* [REQUIRED TASKS]:
1. In the passage on treating an incarcerated uterus during pregnancy, which type of vaginal pessary is recommended to keep the uterus anteverted?
2. Write what comes next in the passage on managing uterine incarceration in pregnancy, starting after its last sentence.

* [DOCUMENT SEGMENT]:
Treatment options include catheterization, either continuous or intermittent, or uterine replacement. If catheterization alone is used, the patient should be encouraged to lie on her stomach, and this can be alternated with the knee–chest position. She may be allowed home with an indwelling catheter for several days. The uterine position often corrects spontaneously, and once this has occurred incarceration is most unlikely to recur. A vaginal pessary, preferably of the Hodge variety, will help to maintain the uterus in a position of anteversion.

 

A more active technique involves replacing the uterus manually. The bladder is first emptied with a catheter and the bowel evacuated by an enema. The patient is placed in the lithotomy position and bimanual examination performed. Gentle but steady pressure is applied by two fingers in the posterior vaginal fornix and the uterus is displaced upwards until loss of resistance is felt. Usually this manoeuvre can be achieved using analgesics alone, although occasionally an epidural or even a brief general anaesthetic is required. Great care must be taken in this circumstance to avoid the use of excessive pressure, which could damage the fetus or interfere with placental circulation. Once successfully reduced, a Hodge pessary should be fitted to maintain anteversion. Rarely, the uterus may be bound in retroversion by dense pelvic adhesions but, in practice, it is nearly always possible to achieve anteversion without resorting to surgical intervention. It is likely that adhesions of this degree prevent conception, so the situation is avoided. If untreated, incarceration of the uterus may progress to cause ischaemic damage to other pelvic structures. However, it has been known for a pregnancy to progress to term without symptoms or complications in a uterus maintained in a retroverted position, the situation being discovered when a caesarian section was performed.

* [DATA SECTION]:
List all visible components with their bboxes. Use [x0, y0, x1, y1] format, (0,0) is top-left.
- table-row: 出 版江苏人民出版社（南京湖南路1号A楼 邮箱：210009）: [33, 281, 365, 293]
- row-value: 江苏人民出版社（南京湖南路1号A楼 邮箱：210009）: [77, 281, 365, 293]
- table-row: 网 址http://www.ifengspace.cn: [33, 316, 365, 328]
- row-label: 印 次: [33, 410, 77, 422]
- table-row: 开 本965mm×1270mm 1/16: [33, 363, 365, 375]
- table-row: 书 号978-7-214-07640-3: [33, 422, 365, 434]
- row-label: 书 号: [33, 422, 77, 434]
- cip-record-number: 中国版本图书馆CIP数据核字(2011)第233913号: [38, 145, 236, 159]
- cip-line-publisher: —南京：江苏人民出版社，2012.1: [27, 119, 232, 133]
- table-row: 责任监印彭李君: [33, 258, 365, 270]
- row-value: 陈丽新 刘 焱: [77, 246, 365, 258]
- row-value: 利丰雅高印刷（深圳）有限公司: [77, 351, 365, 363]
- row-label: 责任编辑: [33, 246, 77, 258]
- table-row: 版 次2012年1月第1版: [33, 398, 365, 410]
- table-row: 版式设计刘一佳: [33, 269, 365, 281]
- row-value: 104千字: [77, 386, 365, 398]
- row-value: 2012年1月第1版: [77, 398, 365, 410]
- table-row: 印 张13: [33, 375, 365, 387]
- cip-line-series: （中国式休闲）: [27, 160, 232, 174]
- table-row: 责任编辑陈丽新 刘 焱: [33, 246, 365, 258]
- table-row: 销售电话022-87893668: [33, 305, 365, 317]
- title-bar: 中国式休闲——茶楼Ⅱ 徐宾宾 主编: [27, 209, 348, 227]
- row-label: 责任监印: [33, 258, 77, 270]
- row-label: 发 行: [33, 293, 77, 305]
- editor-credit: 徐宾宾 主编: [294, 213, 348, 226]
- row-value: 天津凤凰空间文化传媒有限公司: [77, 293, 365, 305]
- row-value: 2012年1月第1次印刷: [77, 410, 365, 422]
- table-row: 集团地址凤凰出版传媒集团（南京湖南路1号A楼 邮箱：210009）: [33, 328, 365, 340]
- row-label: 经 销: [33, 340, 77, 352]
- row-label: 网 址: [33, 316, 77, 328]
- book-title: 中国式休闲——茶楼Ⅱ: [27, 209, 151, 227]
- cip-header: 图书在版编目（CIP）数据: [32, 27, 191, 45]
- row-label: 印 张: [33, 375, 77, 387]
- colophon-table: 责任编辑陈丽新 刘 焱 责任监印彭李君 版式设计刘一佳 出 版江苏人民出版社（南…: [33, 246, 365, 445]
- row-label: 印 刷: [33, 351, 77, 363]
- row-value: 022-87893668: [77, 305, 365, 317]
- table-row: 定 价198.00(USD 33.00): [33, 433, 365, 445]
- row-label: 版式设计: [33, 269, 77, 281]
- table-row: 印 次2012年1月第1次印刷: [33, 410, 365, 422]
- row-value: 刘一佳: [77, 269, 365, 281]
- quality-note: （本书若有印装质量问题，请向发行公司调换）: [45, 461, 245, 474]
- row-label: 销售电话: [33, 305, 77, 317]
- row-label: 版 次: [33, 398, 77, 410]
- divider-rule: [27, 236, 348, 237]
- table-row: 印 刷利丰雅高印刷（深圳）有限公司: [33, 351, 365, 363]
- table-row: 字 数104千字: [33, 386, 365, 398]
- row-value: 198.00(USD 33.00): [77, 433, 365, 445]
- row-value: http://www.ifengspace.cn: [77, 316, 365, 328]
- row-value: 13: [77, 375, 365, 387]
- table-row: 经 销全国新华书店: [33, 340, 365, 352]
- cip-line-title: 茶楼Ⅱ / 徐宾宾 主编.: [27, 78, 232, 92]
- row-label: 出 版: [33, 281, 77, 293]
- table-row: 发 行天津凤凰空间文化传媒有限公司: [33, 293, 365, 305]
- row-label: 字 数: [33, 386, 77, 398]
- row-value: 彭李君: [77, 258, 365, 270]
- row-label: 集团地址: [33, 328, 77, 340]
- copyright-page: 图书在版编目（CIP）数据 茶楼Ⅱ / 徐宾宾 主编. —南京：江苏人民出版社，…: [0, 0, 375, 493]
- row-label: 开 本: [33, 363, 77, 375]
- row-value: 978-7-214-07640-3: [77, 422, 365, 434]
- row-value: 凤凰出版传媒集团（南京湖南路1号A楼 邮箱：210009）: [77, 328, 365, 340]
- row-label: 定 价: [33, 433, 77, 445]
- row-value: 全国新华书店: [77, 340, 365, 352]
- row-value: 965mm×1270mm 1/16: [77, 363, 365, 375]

* [RESULTS]:
1. The Hodge variety.

2.
 

DIFFERENTIAL DIAGNOSIS

Not all cases of acute urinary retention towards the end of the first trimester of pregnancy are due to uterine retroversion. Other rare causes include impaction due to uterine fibroids and retention associated with bladder tumours. Several cases of acute urinary retention in the first trimester have also been described with no obvious cause. These idiopathic cases respond to short-term catheterization.

 

Any disorder causing acute urinary retention in the female may also occur incidentally in pregnancy. In the absence of an impacted, retroverted uterus, urological, neurological, and pharmacological causes should be excluded.

 

CONCLUSION

Acute urinary retention due to incarceration of a retroverted gravid uterus occurs in approximately 1 in 3000 pregnancies. Urinary catheterization over several days is usually associated with spontaneous resolution, but the impacted uterus can be replaced bimanually. Once the uterus is normally situated it is very uncommon for retroversion to recur, but a Hodge pessary can be fitted for several weeks to assure that anteversion is maintained. In the absence of a retroverted uterus, other causes for acute urinary retention should be sought.

 

FURTHER READING

Francis WJA. Disturbances of bladder function in relation to pregnancy. Br J Obstet Gynaecol 1960; 72: 353.

Hansen J, Asmussen M. Acute urinary retention in the first trimester of pregnancy. Acta Obstet Gynaecol Scand 1985; 64: 279.

Jackson D, Elliott JP, Pearson M. Asymptomatic uterine retroversion at 36 weeks gestation. Obstet Gynecol 1988; 71: 466.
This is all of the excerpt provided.